■ **PROBLEM REQUIREMENTS**
Every line of the data that contains the string "JSON" must be copied.
********
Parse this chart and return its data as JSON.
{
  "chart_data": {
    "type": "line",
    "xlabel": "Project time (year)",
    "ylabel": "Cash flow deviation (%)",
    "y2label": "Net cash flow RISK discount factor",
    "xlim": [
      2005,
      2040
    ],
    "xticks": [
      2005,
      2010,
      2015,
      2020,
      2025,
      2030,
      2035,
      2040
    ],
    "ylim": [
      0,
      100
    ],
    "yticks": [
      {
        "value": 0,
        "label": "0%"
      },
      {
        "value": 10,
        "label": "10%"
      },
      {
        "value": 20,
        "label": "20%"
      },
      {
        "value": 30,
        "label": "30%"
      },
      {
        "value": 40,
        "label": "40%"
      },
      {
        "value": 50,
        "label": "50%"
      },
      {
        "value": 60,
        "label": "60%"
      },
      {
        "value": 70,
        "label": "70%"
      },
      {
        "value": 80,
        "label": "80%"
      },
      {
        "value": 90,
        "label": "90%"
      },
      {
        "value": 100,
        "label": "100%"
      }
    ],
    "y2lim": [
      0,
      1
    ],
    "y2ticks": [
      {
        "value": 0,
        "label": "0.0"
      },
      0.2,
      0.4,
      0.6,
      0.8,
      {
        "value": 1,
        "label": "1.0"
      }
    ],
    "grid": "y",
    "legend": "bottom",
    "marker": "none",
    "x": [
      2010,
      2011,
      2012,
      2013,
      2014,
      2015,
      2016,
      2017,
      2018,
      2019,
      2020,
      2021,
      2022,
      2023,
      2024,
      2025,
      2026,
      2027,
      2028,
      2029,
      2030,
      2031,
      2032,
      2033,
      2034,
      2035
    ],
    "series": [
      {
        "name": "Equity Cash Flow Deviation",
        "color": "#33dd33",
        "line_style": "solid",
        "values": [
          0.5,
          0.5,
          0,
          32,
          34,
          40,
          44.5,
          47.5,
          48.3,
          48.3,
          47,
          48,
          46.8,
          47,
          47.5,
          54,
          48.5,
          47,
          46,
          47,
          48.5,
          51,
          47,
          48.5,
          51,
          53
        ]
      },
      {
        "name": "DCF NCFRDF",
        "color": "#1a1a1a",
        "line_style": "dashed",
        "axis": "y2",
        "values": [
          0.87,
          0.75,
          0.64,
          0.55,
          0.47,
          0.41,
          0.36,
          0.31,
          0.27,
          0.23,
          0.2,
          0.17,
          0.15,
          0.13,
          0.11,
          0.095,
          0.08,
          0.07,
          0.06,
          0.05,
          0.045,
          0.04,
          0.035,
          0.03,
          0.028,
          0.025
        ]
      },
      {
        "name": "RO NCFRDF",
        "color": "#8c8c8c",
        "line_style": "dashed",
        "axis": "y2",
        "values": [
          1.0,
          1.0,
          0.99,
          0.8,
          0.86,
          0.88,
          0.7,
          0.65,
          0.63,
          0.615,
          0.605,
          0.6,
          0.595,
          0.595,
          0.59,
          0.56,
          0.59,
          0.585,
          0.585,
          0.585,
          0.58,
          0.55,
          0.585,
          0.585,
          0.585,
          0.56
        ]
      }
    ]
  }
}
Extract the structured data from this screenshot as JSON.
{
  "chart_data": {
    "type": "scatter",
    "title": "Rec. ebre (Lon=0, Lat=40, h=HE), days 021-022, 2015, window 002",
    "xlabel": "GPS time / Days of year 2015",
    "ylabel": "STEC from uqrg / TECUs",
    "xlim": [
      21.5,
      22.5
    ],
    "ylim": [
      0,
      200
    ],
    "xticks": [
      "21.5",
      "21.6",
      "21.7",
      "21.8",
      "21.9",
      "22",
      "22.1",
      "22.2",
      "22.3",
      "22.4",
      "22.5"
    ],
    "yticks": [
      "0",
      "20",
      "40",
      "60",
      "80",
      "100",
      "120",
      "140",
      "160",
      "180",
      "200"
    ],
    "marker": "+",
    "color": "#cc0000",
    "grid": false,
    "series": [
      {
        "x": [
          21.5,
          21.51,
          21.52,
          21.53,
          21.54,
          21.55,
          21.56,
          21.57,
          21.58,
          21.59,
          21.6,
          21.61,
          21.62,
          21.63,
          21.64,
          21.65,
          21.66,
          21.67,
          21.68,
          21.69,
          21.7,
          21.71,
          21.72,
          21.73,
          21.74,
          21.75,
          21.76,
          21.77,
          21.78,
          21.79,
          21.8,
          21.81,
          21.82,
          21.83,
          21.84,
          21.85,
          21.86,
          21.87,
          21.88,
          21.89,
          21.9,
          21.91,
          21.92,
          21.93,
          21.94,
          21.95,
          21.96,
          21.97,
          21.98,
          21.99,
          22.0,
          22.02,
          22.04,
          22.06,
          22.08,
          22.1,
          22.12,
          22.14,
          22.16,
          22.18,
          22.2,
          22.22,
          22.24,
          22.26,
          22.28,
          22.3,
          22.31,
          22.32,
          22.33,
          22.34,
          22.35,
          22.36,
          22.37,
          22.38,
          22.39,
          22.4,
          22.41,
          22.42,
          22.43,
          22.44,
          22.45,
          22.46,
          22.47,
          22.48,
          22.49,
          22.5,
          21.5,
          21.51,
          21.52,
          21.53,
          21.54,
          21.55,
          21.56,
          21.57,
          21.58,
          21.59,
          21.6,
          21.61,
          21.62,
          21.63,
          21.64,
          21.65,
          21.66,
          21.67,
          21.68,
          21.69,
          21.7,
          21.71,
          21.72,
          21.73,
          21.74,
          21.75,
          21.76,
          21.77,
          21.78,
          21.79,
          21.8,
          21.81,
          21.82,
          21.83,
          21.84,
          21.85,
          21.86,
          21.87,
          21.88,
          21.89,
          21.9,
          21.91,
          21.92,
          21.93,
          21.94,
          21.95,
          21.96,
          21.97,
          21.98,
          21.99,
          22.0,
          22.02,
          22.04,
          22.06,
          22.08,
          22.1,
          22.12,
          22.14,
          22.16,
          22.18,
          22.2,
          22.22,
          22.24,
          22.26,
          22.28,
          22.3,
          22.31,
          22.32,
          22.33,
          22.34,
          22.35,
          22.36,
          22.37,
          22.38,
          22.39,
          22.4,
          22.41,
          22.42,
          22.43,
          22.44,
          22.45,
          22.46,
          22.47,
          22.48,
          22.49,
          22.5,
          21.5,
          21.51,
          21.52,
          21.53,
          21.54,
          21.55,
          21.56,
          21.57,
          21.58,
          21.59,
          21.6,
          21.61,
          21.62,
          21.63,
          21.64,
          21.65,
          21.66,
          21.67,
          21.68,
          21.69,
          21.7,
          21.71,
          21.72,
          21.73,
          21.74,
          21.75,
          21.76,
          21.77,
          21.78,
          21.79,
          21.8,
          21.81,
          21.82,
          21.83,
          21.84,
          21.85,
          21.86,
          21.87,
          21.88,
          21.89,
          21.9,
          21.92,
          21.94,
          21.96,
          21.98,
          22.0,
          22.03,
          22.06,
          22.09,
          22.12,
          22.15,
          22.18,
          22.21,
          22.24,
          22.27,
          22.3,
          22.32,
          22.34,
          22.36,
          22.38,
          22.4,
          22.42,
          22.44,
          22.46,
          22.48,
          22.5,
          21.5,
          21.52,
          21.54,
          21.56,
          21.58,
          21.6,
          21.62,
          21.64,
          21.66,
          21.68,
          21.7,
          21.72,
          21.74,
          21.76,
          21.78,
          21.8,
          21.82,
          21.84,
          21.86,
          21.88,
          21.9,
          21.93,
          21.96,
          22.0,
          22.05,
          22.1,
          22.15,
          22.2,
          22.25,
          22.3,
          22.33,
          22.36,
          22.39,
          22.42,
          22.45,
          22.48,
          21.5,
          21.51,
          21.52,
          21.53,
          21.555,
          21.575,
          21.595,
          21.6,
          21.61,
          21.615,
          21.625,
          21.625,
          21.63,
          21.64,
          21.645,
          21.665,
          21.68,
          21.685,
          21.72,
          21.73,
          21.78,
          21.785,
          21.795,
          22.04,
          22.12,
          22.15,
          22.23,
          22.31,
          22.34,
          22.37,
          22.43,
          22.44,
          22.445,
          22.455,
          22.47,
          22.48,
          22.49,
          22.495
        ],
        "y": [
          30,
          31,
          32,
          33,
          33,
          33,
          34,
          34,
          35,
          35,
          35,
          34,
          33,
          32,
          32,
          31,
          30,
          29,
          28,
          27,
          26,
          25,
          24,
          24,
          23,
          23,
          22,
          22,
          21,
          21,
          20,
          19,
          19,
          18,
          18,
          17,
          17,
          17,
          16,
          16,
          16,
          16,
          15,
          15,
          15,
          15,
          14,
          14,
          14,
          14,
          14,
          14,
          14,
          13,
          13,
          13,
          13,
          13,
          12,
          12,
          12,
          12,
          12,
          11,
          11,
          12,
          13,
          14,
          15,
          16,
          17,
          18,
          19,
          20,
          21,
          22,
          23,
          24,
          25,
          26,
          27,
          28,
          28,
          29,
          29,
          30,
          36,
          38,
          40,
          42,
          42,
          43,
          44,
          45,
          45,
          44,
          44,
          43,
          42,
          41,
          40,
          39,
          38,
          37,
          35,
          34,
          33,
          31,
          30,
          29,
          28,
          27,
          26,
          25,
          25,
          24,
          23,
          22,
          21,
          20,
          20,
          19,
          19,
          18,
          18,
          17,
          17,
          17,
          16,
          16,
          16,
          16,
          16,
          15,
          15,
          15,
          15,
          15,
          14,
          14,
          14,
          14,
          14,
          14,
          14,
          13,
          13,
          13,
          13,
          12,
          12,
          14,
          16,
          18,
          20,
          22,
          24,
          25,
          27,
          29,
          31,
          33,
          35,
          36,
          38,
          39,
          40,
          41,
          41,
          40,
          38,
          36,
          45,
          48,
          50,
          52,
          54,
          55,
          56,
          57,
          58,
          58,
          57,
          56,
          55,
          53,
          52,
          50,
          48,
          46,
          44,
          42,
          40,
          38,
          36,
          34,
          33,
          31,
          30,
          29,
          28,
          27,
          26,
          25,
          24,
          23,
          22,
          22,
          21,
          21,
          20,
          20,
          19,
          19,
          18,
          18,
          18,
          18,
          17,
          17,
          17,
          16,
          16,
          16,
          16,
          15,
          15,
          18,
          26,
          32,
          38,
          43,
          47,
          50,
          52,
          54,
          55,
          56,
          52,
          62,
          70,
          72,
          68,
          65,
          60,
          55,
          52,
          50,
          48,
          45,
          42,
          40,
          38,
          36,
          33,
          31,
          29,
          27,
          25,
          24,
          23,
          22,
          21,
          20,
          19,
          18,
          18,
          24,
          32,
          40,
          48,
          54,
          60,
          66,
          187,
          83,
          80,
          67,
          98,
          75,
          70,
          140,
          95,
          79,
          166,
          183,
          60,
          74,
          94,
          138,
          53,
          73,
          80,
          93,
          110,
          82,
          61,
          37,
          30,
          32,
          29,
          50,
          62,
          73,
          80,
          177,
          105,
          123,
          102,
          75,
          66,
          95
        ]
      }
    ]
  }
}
********
■ **WRITTEN RESPONSE**
Parse this chart and return its data as JSON.
Extract the structured data from this screenshot as JSON.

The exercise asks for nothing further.